begin DATA RECORDS

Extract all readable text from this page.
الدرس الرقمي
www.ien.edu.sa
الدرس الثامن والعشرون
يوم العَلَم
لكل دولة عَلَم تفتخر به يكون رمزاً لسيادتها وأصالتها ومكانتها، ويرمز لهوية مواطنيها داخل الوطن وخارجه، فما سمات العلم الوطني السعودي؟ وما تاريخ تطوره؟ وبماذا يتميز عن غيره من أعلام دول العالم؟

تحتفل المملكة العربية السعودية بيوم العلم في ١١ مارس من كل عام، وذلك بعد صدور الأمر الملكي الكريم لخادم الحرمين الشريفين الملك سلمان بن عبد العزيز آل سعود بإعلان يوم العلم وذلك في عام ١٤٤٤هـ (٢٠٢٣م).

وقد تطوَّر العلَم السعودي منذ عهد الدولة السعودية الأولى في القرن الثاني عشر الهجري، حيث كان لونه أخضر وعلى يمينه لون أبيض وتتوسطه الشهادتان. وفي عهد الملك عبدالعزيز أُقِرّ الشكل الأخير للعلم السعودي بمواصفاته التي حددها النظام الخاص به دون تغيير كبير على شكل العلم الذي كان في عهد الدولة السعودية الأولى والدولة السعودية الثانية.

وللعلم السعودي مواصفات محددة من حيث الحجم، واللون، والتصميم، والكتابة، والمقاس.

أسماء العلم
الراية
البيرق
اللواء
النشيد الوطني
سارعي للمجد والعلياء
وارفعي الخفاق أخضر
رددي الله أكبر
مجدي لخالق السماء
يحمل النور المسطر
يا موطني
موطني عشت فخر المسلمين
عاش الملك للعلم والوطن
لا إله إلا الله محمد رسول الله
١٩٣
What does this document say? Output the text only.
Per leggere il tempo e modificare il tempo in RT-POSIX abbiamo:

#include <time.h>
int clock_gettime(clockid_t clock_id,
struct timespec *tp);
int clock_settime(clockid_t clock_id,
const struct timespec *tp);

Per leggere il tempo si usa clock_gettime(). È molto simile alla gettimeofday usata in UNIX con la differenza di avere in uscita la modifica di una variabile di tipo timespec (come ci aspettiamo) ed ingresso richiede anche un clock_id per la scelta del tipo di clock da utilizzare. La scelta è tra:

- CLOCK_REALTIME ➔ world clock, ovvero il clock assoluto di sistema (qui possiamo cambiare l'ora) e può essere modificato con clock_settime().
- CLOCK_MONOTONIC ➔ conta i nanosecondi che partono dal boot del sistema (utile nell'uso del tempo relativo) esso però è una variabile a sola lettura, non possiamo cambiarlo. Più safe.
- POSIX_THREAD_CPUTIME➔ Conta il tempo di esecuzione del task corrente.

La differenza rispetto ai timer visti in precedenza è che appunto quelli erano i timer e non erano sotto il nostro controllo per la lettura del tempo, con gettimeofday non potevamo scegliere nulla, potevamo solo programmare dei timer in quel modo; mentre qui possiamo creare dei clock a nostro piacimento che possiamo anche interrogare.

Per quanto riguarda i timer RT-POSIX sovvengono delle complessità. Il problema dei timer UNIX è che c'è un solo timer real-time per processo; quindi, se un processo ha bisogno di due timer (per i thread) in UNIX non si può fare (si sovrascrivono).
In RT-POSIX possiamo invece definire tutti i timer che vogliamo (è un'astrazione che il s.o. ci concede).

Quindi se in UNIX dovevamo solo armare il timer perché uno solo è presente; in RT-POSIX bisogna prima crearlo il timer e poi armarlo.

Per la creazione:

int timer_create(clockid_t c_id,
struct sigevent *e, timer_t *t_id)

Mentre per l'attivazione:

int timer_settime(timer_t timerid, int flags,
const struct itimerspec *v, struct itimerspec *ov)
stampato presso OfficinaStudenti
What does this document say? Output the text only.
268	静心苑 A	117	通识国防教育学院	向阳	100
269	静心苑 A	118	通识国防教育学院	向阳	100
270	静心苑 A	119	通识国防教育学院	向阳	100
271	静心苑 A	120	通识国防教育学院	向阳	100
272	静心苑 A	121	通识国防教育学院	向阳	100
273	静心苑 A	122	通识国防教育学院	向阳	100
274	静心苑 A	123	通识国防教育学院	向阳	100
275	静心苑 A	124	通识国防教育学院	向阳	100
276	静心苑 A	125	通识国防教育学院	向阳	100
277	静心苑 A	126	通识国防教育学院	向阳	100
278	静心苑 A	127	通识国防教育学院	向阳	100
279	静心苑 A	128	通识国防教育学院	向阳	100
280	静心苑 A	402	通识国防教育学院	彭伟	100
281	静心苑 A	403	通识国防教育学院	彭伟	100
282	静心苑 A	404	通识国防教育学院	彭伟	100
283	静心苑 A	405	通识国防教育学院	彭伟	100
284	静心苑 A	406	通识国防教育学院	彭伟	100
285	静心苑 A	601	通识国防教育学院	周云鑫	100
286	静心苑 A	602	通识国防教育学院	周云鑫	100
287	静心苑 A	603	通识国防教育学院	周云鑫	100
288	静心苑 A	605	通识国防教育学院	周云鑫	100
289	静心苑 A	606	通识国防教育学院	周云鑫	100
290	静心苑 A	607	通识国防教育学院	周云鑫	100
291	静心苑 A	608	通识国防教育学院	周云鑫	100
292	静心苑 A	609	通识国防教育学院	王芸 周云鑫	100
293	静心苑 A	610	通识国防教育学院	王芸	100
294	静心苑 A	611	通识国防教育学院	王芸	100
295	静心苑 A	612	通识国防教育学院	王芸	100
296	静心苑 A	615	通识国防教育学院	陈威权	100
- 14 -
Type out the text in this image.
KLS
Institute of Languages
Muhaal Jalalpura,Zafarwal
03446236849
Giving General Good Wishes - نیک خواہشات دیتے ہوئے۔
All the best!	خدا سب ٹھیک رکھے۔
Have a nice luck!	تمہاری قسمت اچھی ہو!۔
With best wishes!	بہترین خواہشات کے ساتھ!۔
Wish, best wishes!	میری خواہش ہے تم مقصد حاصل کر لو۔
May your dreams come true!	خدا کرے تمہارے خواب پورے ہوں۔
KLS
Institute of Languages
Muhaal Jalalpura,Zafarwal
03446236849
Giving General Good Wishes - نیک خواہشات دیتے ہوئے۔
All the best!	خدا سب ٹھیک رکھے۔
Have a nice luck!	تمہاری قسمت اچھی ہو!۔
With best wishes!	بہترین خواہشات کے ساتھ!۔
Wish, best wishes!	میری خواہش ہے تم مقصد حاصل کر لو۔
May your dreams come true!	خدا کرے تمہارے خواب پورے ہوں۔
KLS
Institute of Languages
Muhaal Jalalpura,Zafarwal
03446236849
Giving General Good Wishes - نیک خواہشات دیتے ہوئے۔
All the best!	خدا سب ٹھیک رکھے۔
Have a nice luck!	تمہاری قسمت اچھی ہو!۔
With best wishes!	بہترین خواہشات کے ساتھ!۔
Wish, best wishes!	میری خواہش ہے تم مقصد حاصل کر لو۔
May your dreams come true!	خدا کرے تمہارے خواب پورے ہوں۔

end DATA RECORDS

**DIRECTIVE**
Would you write down every record again, exactly?

**EXPECTED ANSWER**
Extract all readable text from this page.
الدرس الرقمي
www.ien.edu.sa
الدرس الثامن والعشرون
يوم العَلَم
لكل دولة عَلَم تفتخر به يكون رمزاً لسيادتها وأصالتها ومكانتها، ويرمز لهوية مواطنيها داخل الوطن وخارجه، فما سمات العلم الوطني السعودي؟ وما تاريخ تطوره؟ وبماذا يتميز عن غيره من أعلام دول العالم؟

تحتفل المملكة العربية السعودية بيوم العلم في ١١ مارس من كل عام، وذلك بعد صدور الأمر الملكي الكريم لخادم الحرمين الشريفين الملك سلمان بن عبد العزيز آل سعود بإعلان يوم العلم وذلك في عام ١٤٤٤هـ (٢٠٢٣م).

وقد تطوَّر العلَم السعودي منذ عهد الدولة السعودية الأولى في القرن الثاني عشر الهجري، حيث كان لونه أخضر وعلى يمينه لون أبيض وتتوسطه الشهادتان. وفي عهد الملك عبدالعزيز أُقِرّ الشكل الأخير للعلم السعودي بمواصفاته التي حددها النظام الخاص به دون تغيير كبير على شكل العلم الذي كان في عهد الدولة السعودية الأولى والدولة السعودية الثانية.

وللعلم السعودي مواصفات محددة من حيث الحجم، واللون، والتصميم، والكتابة، والمقاس.

أسماء العلم
الراية
البيرق
اللواء
النشيد الوطني
سارعي للمجد والعلياء
وارفعي الخفاق أخضر
رددي الله أكبر
مجدي لخالق السماء
يحمل النور المسطر
يا موطني
موطني عشت فخر المسلمين
عاش الملك للعلم والوطن
لا إله إلا الله محمد رسول الله
١٩٣
What does this document say? Output the text only.
Per leggere il tempo e modificare il tempo in RT-POSIX abbiamo:

#include <time.h>
int clock_gettime(clockid_t clock_id,
struct timespec *tp);
int clock_settime(clockid_t clock_id,
const struct timespec *tp);

Per leggere il tempo si usa clock_gettime(). È molto simile alla gettimeofday usata in UNIX con la differenza di avere in uscita la modifica di una variabile di tipo timespec (come ci aspettiamo) ed ingresso richiede anche un clock_id per la scelta del tipo di clock da utilizzare. La scelta è tra:

- CLOCK_REALTIME ➔ world clock, ovvero il clock assoluto di sistema (qui possiamo cambiare l'ora) e può essere modificato con clock_settime().
- CLOCK_MONOTONIC ➔ conta i nanosecondi che partono dal boot del sistema (utile nell'uso del tempo relativo) esso però è una variabile a sola lettura, non possiamo cambiarlo. Più safe.
- POSIX_THREAD_CPUTIME➔ Conta il tempo di esecuzione del task corrente.

La differenza rispetto ai timer visti in precedenza è che appunto quelli erano i timer e non erano sotto il nostro controllo per la lettura del tempo, con gettimeofday non potevamo scegliere nulla, potevamo solo programmare dei timer in quel modo; mentre qui possiamo creare dei clock a nostro piacimento che possiamo anche interrogare.

Per quanto riguarda i timer RT-POSIX sovvengono delle complessità. Il problema dei timer UNIX è che c'è un solo timer real-time per processo; quindi, se un processo ha bisogno di due timer (per i thread) in UNIX non si può fare (si sovrascrivono).
In RT-POSIX possiamo invece definire tutti i timer che vogliamo (è un'astrazione che il s.o. ci concede).

Quindi se in UNIX dovevamo solo armare il timer perché uno solo è presente; in RT-POSIX bisogna prima crearlo il timer e poi armarlo.

Per la creazione:

int timer_create(clockid_t c_id,
struct sigevent *e, timer_t *t_id)

Mentre per l'attivazione:

int timer_settime(timer_t timerid, int flags,
const struct itimerspec *v, struct itimerspec *ov)
stampato presso OfficinaStudenti
What does this document say? Output the text only.
268	静心苑 A	117	通识国防教育学院	向阳	100
269	静心苑 A	118	通识国防教育学院	向阳	100
270	静心苑 A	119	通识国防教育学院	向阳	100
271	静心苑 A	120	通识国防教育学院	向阳	100
272	静心苑 A	121	通识国防教育学院	向阳	100
273	静心苑 A	122	通识国防教育学院	向阳	100
274	静心苑 A	123	通识国防教育学院	向阳	100
275	静心苑 A	124	通识国防教育学院	向阳	100
276	静心苑 A	125	通识国防教育学院	向阳	100
277	静心苑 A	126	通识国防教育学院	向阳	100
278	静心苑 A	127	通识国防教育学院	向阳	100
279	静心苑 A	128	通识国防教育学院	向阳	100
280	静心苑 A	402	通识国防教育学院	彭伟	100
281	静心苑 A	403	通识国防教育学院	彭伟	100
282	静心苑 A	404	通识国防教育学院	彭伟	100
283	静心苑 A	405	通识国防教育学院	彭伟	100
284	静心苑 A	406	通识国防教育学院	彭伟	100
285	静心苑 A	601	通识国防教育学院	周云鑫	100
286	静心苑 A	602	通识国防教育学院	周云鑫	100
287	静心苑 A	603	通识国防教育学院	周云鑫	100
288	静心苑 A	605	通识国防教育学院	周云鑫	100
289	静心苑 A	606	通识国防教育学院	周云鑫	100
290	静心苑 A	607	通识国防教育学院	周云鑫	100
291	静心苑 A	608	通识国防教育学院	周云鑫	100
292	静心苑 A	609	通识国防教育学院	王芸 周云鑫	100
293	静心苑 A	610	通识国防教育学院	王芸	100
294	静心苑 A	611	通识国防教育学院	王芸	100
295	静心苑 A	612	通识国防教育学院	王芸	100
296	静心苑 A	615	通识国防教育学院	陈威权	100
- 14 -
Type out the text in this image.
KLS
Institute of Languages
Muhaal Jalalpura,Zafarwal
03446236849
Giving General Good Wishes - نیک خواہشات دیتے ہوئے۔
All the best!	خدا سب ٹھیک رکھے۔
Have a nice luck!	تمہاری قسمت اچھی ہو!۔
With best wishes!	بہترین خواہشات کے ساتھ!۔
Wish, best wishes!	میری خواہش ہے تم مقصد حاصل کر لو۔
May your dreams come true!	خدا کرے تمہارے خواب پورے ہوں۔
KLS
Institute of Languages
Muhaal Jalalpura,Zafarwal
03446236849
Giving General Good Wishes - نیک خواہشات دیتے ہوئے۔
All the best!	خدا سب ٹھیک رکھے۔
Have a nice luck!	تمہاری قسمت اچھی ہو!۔
With best wishes!	بہترین خواہشات کے ساتھ!۔
Wish, best wishes!	میری خواہش ہے تم مقصد حاصل کر لو۔
May your dreams come true!	خدا کرے تمہارے خواب پورے ہوں۔
KLS
Institute of Languages
Muhaal Jalalpura,Zafarwal
03446236849
Giving General Good Wishes - نیک خواہشات دیتے ہوئے۔
All the best!	خدا سب ٹھیک رکھے۔
Have a nice luck!	تمہاری قسمت اچھی ہو!۔
With best wishes!	بہترین خواہشات کے ساتھ!۔
Wish, best wishes!	میری خواہش ہے تم مقصد حاصل کر لو۔
May your dreams come true!	خدا کرے تمہارے خواب پورے ہوں۔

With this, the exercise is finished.